Repeat the data that follows, word for word, without the images.
***** EXERCISE DATA *****
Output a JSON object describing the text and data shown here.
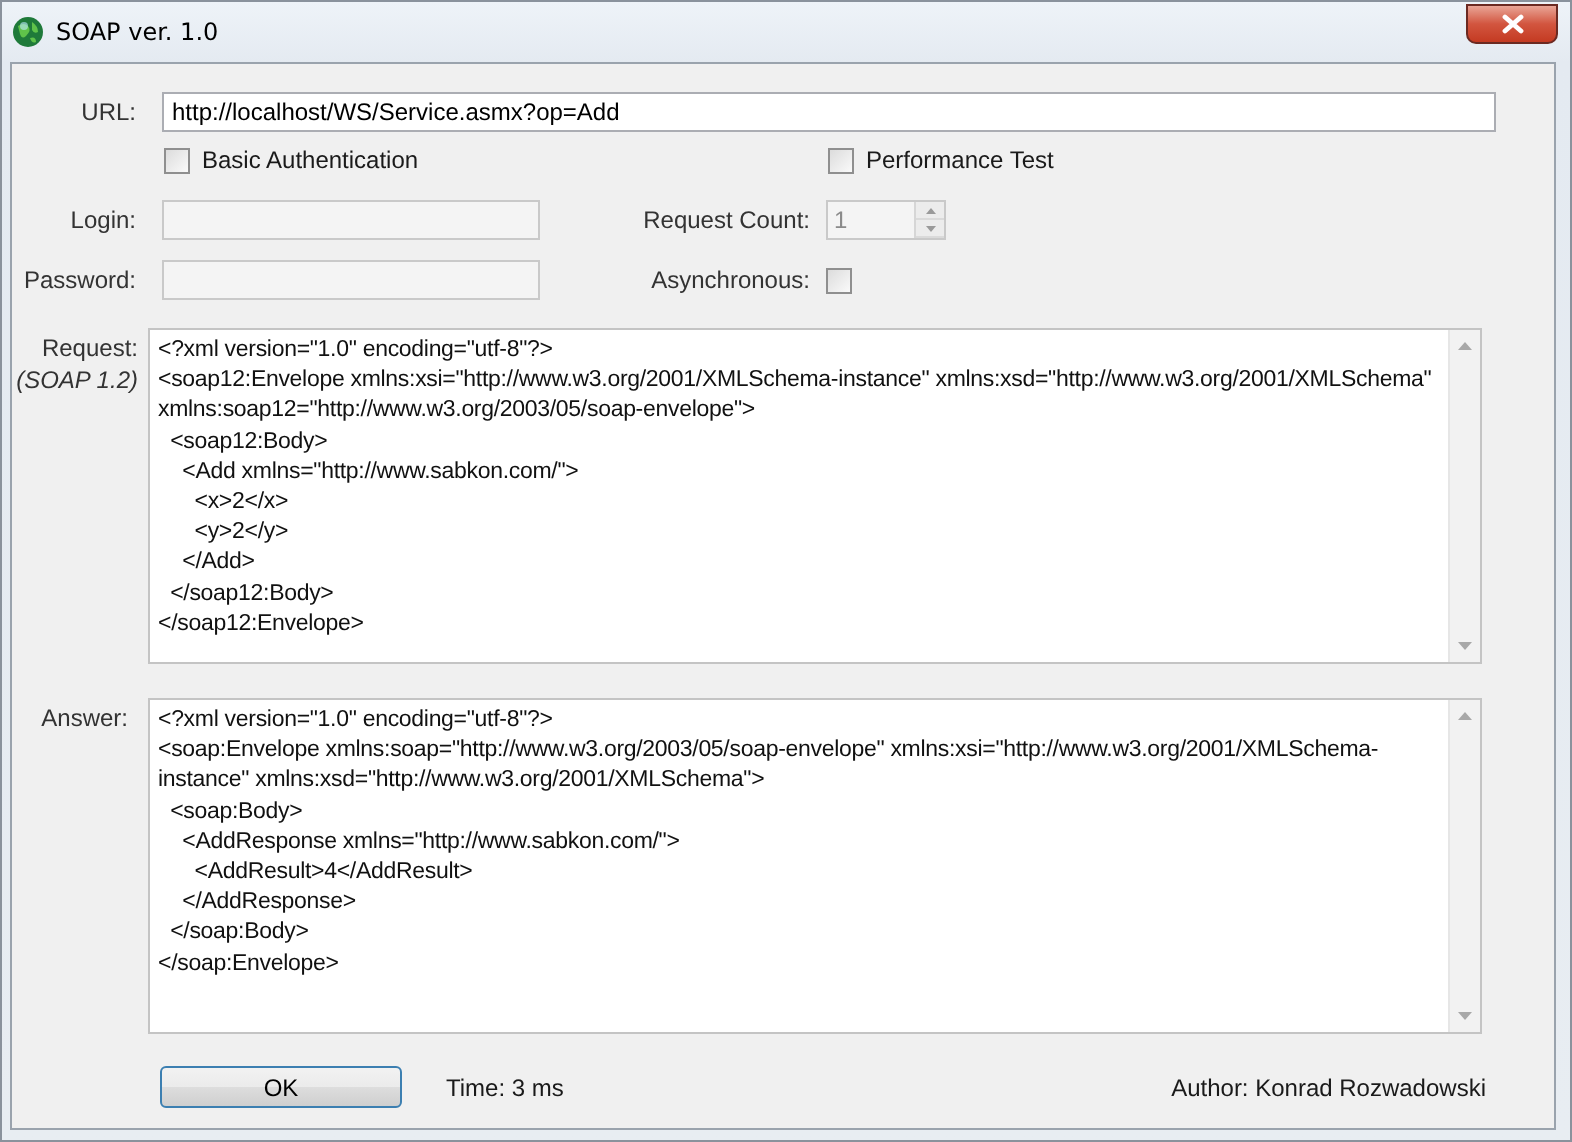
{
  "window": {
    "title": "SOAP ver. 1.0"
  },
  "url": {
    "label": "URL:",
    "value": "http://localhost/WS/Service.asmx?op=Add"
  },
  "options": [
    {
      "label": "Basic Authentication",
      "checked": false
    },
    {
      "label": "Performance Test",
      "checked": false
    }
  ],
  "login": {
    "label": "Login:",
    "disabled": true
  },
  "request_count": {
    "label": "Request Count:",
    "value": "1",
    "disabled": true
  },
  "password": {
    "label": "Password:",
    "disabled": true
  },
  "asynchronous": {
    "label": "Asynchronous:",
    "checked": false
  },
  "request": {
    "label": "Request:",
    "note": "(SOAP 1.2)",
    "lines": [
      "<?xml version=\"1.0\" encoding=\"utf-8\"?>",
      "<soap12:Envelope xmlns:xsi=\"http://www.w3.org/2001/XMLSchema-instance\" xmlns:xsd=\"http://www.w3.org/2001/XMLSchema\"",
      "xmlns:soap12=\"http://www.w3.org/2003/05/soap-envelope\">",
      "  <soap12:Body>",
      "    <Add xmlns=\"http://www.sabkon.com/\">",
      "      <x>2</x>",
      "      <y>2</y>",
      "    </Add>",
      "  </soap12:Body>",
      "</soap12:Envelope>"
    ]
  },
  "answer": {
    "label": "Answer:",
    "lines": [
      "<?xml version=\"1.0\" encoding=\"utf-8\"?>",
      "<soap:Envelope xmlns:soap=\"http://www.w3.org/2003/05/soap-envelope\" xmlns:xsi=\"http://www.w3.org/2001/XMLSchema-",
      "instance\" xmlns:xsd=\"http://www.w3.org/2001/XMLSchema\">",
      "  <soap:Body>",
      "    <AddResponse xmlns=\"http://www.sabkon.com/\">",
      "      <AddResult>4</AddResult>",
      "    </AddResponse>",
      "  </soap:Body>",
      "</soap:Envelope>"
    ]
  },
  "ok_button": "OK",
  "time": "Time: 3 ms",
  "author": "Author: Konrad Rozwadowski"
}
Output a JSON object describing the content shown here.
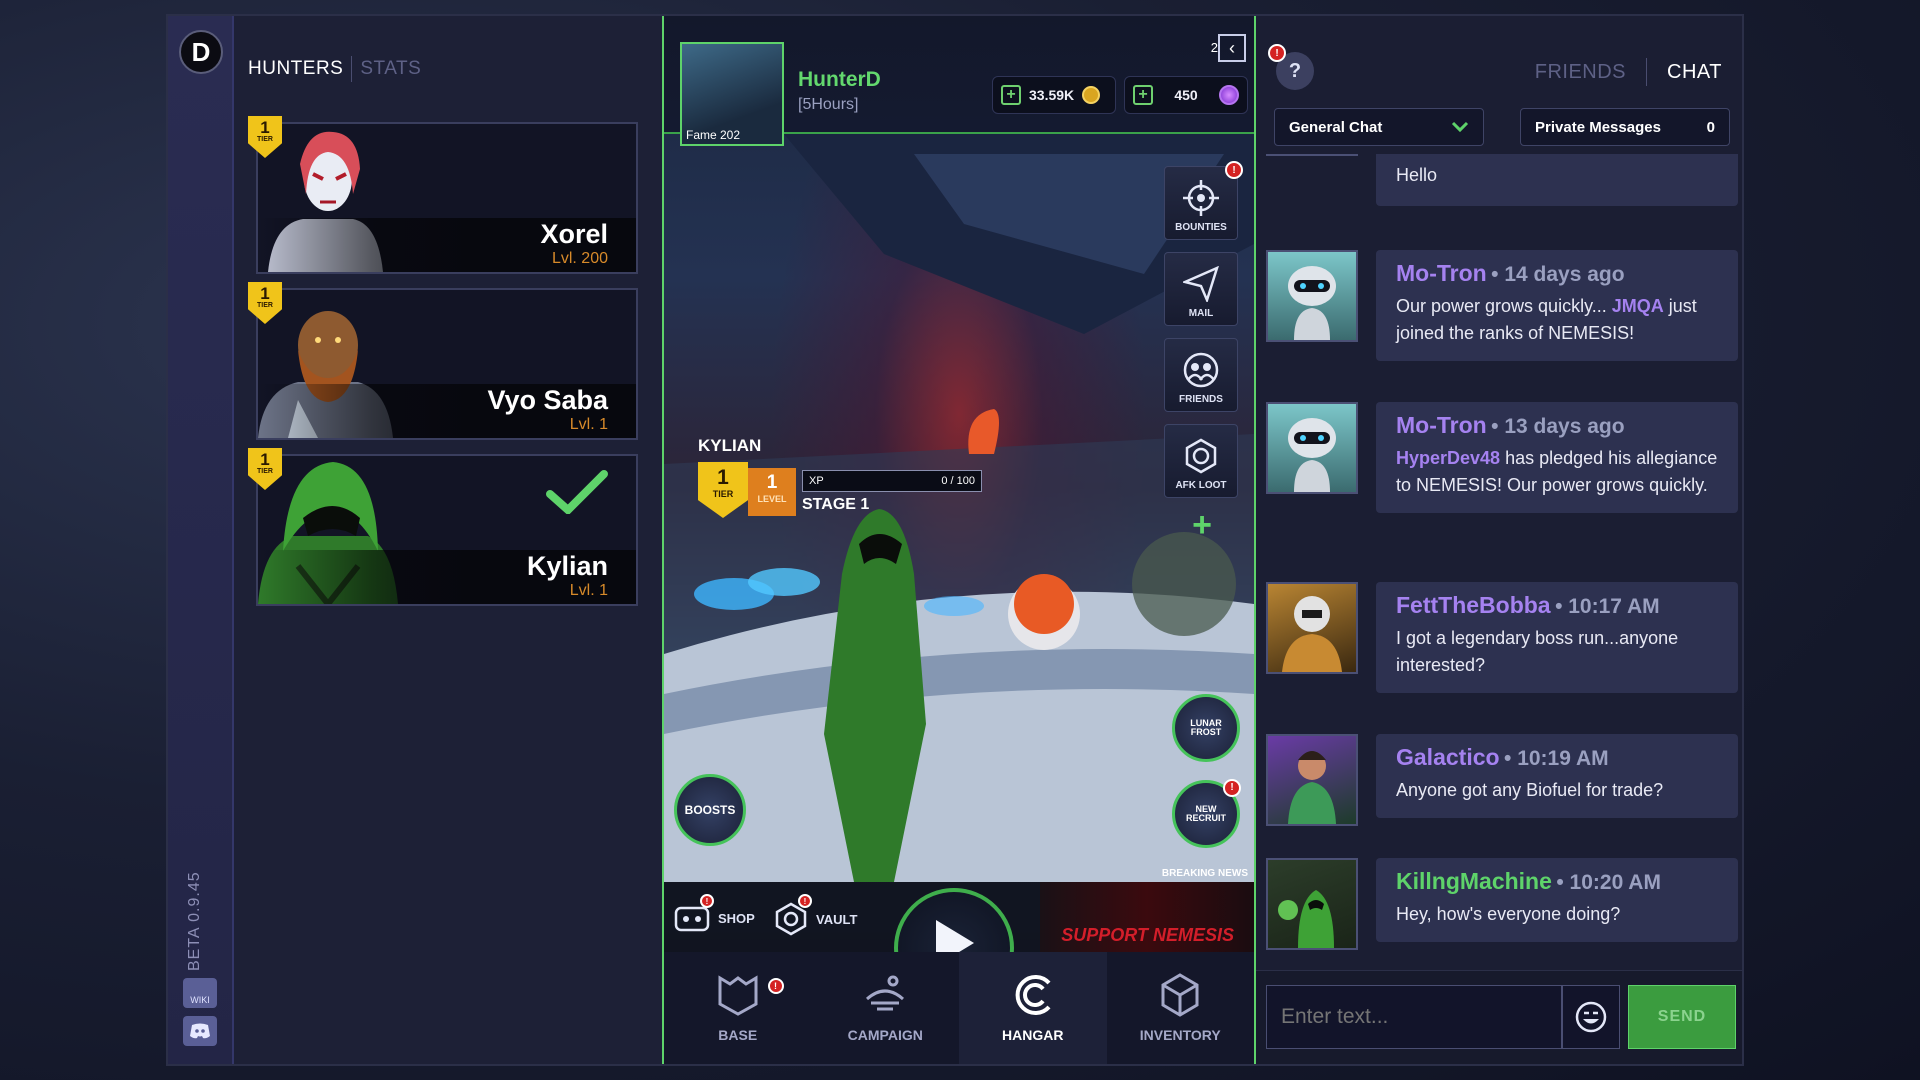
{
  "rail": {
    "version": "BETA 0.9.45",
    "wiki_label": "WIKI"
  },
  "hunters_panel": {
    "tabs": [
      {
        "label": "HUNTERS"
      },
      {
        "label": "STATS"
      }
    ],
    "hunters": [
      {
        "name": "Xorel",
        "level": "Lvl. 200",
        "tier": "1",
        "tier_label": "TIER",
        "selected": false
      },
      {
        "name": "Vyo Saba",
        "level": "Lvl. 1",
        "tier": "1",
        "tier_label": "TIER",
        "selected": false
      },
      {
        "name": "Kylian",
        "level": "Lvl. 1",
        "tier": "1",
        "tier_label": "TIER",
        "selected": true
      }
    ]
  },
  "game": {
    "player": {
      "name": "HunterD",
      "subtitle": "[5Hours]",
      "fame": "Fame 202"
    },
    "notification_count": "2",
    "currency": {
      "credits": "33.59K",
      "gems": "450"
    },
    "side_buttons": [
      {
        "label": "BOUNTIES",
        "icon": "crosshair-icon",
        "badge": "!"
      },
      {
        "label": "MAIL",
        "icon": "paper-plane-icon"
      },
      {
        "label": "FRIENDS",
        "icon": "friends-icon"
      },
      {
        "label": "AFK LOOT",
        "icon": "hexagon-loot-icon"
      }
    ],
    "active_hunter": {
      "name": "KYLIAN",
      "tier": "1",
      "tier_label": "TIER",
      "level": "1",
      "level_label": "LEVEL",
      "xp_label": "XP",
      "xp_value": "0 / 100",
      "stage": "STAGE 1"
    },
    "round_buttons": [
      {
        "label": "BOOSTS"
      },
      {
        "label": "LUNAR FROST"
      },
      {
        "label": "NEW RECRUIT",
        "badge": "!"
      }
    ],
    "breaking_news": "BREAKING NEWS",
    "shop_label": "SHOP",
    "vault_label": "VAULT",
    "promo_text": "SUPPORT NEMESIS",
    "nav": [
      {
        "label": "BASE",
        "icon": "base-icon",
        "badge": "!"
      },
      {
        "label": "CAMPAIGN",
        "icon": "campaign-icon"
      },
      {
        "label": "HANGAR",
        "icon": "hangar-icon",
        "active": true
      },
      {
        "label": "INVENTORY",
        "icon": "inventory-icon"
      }
    ]
  },
  "chat": {
    "help_badge": "!",
    "tabs": [
      {
        "label": "FRIENDS"
      },
      {
        "label": "CHAT"
      }
    ],
    "channel": "General Chat",
    "private_messages": {
      "label": "Private Messages",
      "count": "0"
    },
    "messages": [
      {
        "user": "",
        "time": "",
        "text": "Hello"
      },
      {
        "user": "Mo-Tron",
        "time": "14 days ago",
        "text_pre": "Our power grows quickly... ",
        "highlight": "JMQA",
        "text_post": " just joined the ranks of NEMESIS!"
      },
      {
        "user": "Mo-Tron",
        "time": "13 days ago",
        "text_pre": "",
        "highlight": "HyperDev48",
        "text_post": " has pledged his allegiance to NEMESIS! Our power grows quickly."
      },
      {
        "user": "FettTheBobba",
        "time": "10:17 AM",
        "text": "I got a legendary boss run...anyone interested?"
      },
      {
        "user": "Galactico",
        "time": "10:19 AM",
        "text": "Anyone got any Biofuel for trade?"
      },
      {
        "user": "KillngMachine",
        "time": "10:20 AM",
        "text": "Hey, how's everyone doing?"
      }
    ],
    "input_placeholder": "Enter text...",
    "send_label": "SEND"
  }
}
*****
== TASK SOLUTION ==
Output a JSON object describing the text and data shown here.
{
  "window": {
    "title": "SOAP ver. 1.0"
  },
  "url": {
    "label": "URL:",
    "value": "http://localhost/WS/Service.asmx?op=Add"
  },
  "options": [
    {
      "label": "Basic Authentication",
      "checked": false
    },
    {
      "label": "Performance Test",
      "checked": false
    }
  ],
  "login": {
    "label": "Login:",
    "disabled": true
  },
  "request_count": {
    "label": "Request Count:",
    "value": "1",
    "disabled": true
  },
  "password": {
    "label": "Password:",
    "disabled": true
  },
  "asynchronous": {
    "label": "Asynchronous:",
    "checked": false
  },
  "request": {
    "label": "Request:",
    "note": "(SOAP 1.2)",
    "lines": [
      "<?xml version=\"1.0\" encoding=\"utf-8\"?>",
      "<soap12:Envelope xmlns:xsi=\"http://www.w3.org/2001/XMLSchema-instance\" xmlns:xsd=\"http://www.w3.org/2001/XMLSchema\"",
      "xmlns:soap12=\"http://www.w3.org/2003/05/soap-envelope\">",
      "  <soap12:Body>",
      "    <Add xmlns=\"http://www.sabkon.com/\">",
      "      <x>2</x>",
      "      <y>2</y>",
      "    </Add>",
      "  </soap12:Body>",
      "</soap12:Envelope>"
    ]
  },
  "answer": {
    "label": "Answer:",
    "lines": [
      "<?xml version=\"1.0\" encoding=\"utf-8\"?>",
      "<soap:Envelope xmlns:soap=\"http://www.w3.org/2003/05/soap-envelope\" xmlns:xsi=\"http://www.w3.org/2001/XMLSchema-",
      "instance\" xmlns:xsd=\"http://www.w3.org/2001/XMLSchema\">",
      "  <soap:Body>",
      "    <AddResponse xmlns=\"http://www.sabkon.com/\">",
      "      <AddResult>4</AddResult>",
      "    </AddResponse>",
      "  </soap:Body>",
      "</soap:Envelope>"
    ]
  },
  "ok_button": "OK",
  "time": "Time: 3 ms",
  "author": "Author: Konrad Rozwadowski"
}
Output a JSON object describing the content shown here.
{
  "rail": {
    "version": "BETA 0.9.45",
    "wiki_label": "WIKI"
  },
  "hunters_panel": {
    "tabs": [
      {
        "label": "HUNTERS"
      },
      {
        "label": "STATS"
      }
    ],
    "hunters": [
      {
        "name": "Xorel",
        "level": "Lvl. 200",
        "tier": "1",
        "tier_label": "TIER",
        "selected": false
      },
      {
        "name": "Vyo Saba",
        "level": "Lvl. 1",
        "tier": "1",
        "tier_label": "TIER",
        "selected": false
      },
      {
        "name": "Kylian",
        "level": "Lvl. 1",
        "tier": "1",
        "tier_label": "TIER",
        "selected": true
      }
    ]
  },
  "game": {
    "player": {
      "name": "HunterD",
      "subtitle": "[5Hours]",
      "fame": "Fame 202"
    },
    "notification_count": "2",
    "currency": {
      "credits": "33.59K",
      "gems": "450"
    },
    "side_buttons": [
      {
        "label": "BOUNTIES",
        "icon": "crosshair-icon",
        "badge": "!"
      },
      {
        "label": "MAIL",
        "icon": "paper-plane-icon"
      },
      {
        "label": "FRIENDS",
        "icon": "friends-icon"
      },
      {
        "label": "AFK LOOT",
        "icon": "hexagon-loot-icon"
      }
    ],
    "active_hunter": {
      "name": "KYLIAN",
      "tier": "1",
      "tier_label": "TIER",
      "level": "1",
      "level_label": "LEVEL",
      "xp_label": "XP",
      "xp_value": "0 / 100",
      "stage": "STAGE 1"
    },
    "round_buttons": [
      {
        "label": "BOOSTS"
      },
      {
        "label": "LUNAR FROST"
      },
      {
        "label": "NEW RECRUIT",
        "badge": "!"
      }
    ],
    "breaking_news": "BREAKING NEWS",
    "shop_label": "SHOP",
    "vault_label": "VAULT",
    "promo_text": "SUPPORT NEMESIS",
    "nav": [
      {
        "label": "BASE",
        "icon": "base-icon",
        "badge": "!"
      },
      {
        "label": "CAMPAIGN",
        "icon": "campaign-icon"
      },
      {
        "label": "HANGAR",
        "icon": "hangar-icon",
        "active": true
      },
      {
        "label": "INVENTORY",
        "icon": "inventory-icon"
      }
    ]
  },
  "chat": {
    "help_badge": "!",
    "tabs": [
      {
        "label": "FRIENDS"
      },
      {
        "label": "CHAT"
      }
    ],
    "channel": "General Chat",
    "private_messages": {
      "label": "Private Messages",
      "count": "0"
    },
    "messages": [
      {
        "user": "",
        "time": "",
        "text": "Hello"
      },
      {
        "user": "Mo-Tron",
        "time": "14 days ago",
        "text_pre": "Our power grows quickly... ",
        "highlight": "JMQA",
        "text_post": " just joined the ranks of NEMESIS!"
      },
      {
        "user": "Mo-Tron",
        "time": "13 days ago",
        "text_pre": "",
        "highlight": "HyperDev48",
        "text_post": " has pledged his allegiance to NEMESIS! Our power grows quickly."
      },
      {
        "user": "FettTheBobba",
        "time": "10:17 AM",
        "text": "I got a legendary boss run...anyone interested?"
      },
      {
        "user": "Galactico",
        "time": "10:19 AM",
        "text": "Anyone got any Biofuel for trade?"
      },
      {
        "user": "KillngMachine",
        "time": "10:20 AM",
        "text": "Hey, how's everyone doing?"
      }
    ],
    "input_placeholder": "Enter text...",
    "send_label": "SEND"
  }
}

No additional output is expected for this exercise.